▶ Record excerpts:

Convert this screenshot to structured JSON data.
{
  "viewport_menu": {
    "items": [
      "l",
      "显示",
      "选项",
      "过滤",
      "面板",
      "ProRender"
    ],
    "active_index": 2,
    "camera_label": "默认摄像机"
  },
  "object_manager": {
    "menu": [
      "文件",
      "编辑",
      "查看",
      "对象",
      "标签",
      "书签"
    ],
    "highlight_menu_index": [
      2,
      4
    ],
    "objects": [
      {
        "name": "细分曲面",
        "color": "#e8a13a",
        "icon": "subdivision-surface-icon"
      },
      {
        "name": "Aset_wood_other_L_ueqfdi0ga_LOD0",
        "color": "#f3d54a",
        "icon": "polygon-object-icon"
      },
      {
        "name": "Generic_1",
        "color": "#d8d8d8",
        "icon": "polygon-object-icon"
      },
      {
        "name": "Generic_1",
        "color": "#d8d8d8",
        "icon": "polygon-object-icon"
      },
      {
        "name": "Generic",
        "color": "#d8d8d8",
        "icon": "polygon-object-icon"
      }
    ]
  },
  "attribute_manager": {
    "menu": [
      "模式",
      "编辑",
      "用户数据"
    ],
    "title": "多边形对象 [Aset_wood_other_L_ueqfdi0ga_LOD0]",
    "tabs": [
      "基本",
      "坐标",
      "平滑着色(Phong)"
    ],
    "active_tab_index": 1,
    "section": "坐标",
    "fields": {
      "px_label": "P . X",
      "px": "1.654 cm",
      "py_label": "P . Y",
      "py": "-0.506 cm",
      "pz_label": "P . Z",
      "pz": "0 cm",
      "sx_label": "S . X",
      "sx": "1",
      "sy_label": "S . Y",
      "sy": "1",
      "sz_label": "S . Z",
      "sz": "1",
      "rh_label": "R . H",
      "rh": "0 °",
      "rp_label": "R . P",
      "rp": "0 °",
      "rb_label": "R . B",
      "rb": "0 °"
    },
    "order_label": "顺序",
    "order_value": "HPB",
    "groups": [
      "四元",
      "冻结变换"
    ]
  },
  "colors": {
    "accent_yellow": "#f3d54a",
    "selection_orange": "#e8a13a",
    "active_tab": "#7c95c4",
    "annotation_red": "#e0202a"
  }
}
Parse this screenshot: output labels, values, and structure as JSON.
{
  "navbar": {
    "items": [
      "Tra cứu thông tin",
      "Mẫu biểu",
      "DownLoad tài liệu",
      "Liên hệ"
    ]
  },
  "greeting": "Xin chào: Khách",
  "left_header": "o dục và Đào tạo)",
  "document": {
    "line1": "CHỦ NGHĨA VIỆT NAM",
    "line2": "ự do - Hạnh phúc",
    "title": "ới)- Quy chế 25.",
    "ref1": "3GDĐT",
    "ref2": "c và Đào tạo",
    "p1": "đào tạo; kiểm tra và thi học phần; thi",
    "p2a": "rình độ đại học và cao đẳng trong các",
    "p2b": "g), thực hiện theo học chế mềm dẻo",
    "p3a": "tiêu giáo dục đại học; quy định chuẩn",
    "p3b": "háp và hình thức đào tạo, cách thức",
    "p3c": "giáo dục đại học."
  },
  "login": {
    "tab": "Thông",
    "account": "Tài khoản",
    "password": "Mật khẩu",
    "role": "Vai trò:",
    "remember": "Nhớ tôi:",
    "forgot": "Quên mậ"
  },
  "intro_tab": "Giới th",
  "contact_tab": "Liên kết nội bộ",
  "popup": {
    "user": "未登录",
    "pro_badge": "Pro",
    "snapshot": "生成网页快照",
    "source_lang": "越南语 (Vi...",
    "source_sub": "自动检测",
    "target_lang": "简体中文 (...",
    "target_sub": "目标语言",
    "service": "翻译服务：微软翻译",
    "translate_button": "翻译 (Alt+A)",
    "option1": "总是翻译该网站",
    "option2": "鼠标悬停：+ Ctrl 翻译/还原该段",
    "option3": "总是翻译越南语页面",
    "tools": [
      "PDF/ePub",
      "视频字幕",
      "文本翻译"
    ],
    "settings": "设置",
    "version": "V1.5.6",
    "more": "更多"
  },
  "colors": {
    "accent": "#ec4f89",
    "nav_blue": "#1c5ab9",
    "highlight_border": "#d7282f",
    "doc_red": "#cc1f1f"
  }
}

▶ Aim of the task: Count every line of the records that holds "title". State the number, nothing else.

▶ Answer in full: 2